◆ **RECORDED INFORMATION**:
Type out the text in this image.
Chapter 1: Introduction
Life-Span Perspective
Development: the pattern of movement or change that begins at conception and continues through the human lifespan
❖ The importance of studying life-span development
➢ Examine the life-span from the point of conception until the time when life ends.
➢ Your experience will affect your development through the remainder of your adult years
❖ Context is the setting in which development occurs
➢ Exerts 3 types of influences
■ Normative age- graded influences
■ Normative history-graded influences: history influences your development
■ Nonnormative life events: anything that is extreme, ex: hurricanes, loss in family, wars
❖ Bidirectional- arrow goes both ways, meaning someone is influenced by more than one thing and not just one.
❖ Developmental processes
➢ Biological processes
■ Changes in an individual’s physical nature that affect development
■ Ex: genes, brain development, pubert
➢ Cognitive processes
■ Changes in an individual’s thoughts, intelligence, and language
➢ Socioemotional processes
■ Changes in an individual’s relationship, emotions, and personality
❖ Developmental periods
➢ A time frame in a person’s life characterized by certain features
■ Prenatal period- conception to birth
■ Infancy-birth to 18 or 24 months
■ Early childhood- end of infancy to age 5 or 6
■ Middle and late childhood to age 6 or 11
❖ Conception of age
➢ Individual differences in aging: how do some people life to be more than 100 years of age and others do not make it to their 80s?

◆ **TASK GOAL**:
The entries above are to be copied word for word.

◆ **SOLUTION TO THIS PROBLEM**:
Type out the text in this image.
Chapter 1: Introduction
Life-Span Perspective
Development: the pattern of movement or change that begins at conception and continues through the human lifespan
❖ The importance of studying life-span development
➢ Examine the life-span from the point of conception until the time when life ends.
➢ Your experience will affect your development through the remainder of your adult years
❖ Context is the setting in which development occurs
➢ Exerts 3 types of influences
■ Normative age- graded influences
■ Normative history-graded influences: history influences your development
■ Nonnormative life events: anything that is extreme, ex: hurricanes, loss in family, wars
❖ Bidirectional- arrow goes both ways, meaning someone is influenced by more than one thing and not just one.
❖ Developmental processes
➢ Biological processes
■ Changes in an individual’s physical nature that affect development
■ Ex: genes, brain development, pubert
➢ Cognitive processes
■ Changes in an individual’s thoughts, intelligence, and language
➢ Socioemotional processes
■ Changes in an individual’s relationship, emotions, and personality
❖ Developmental periods
➢ A time frame in a person’s life characterized by certain features
■ Prenatal period- conception to birth
■ Infancy-birth to 18 or 24 months
■ Early childhood- end of infancy to age 5 or 6
■ Middle and late childhood to age 6 or 11
❖ Conception of age
➢ Individual differences in aging: how do some people life to be more than 100 years of age and others do not make it to their 80s?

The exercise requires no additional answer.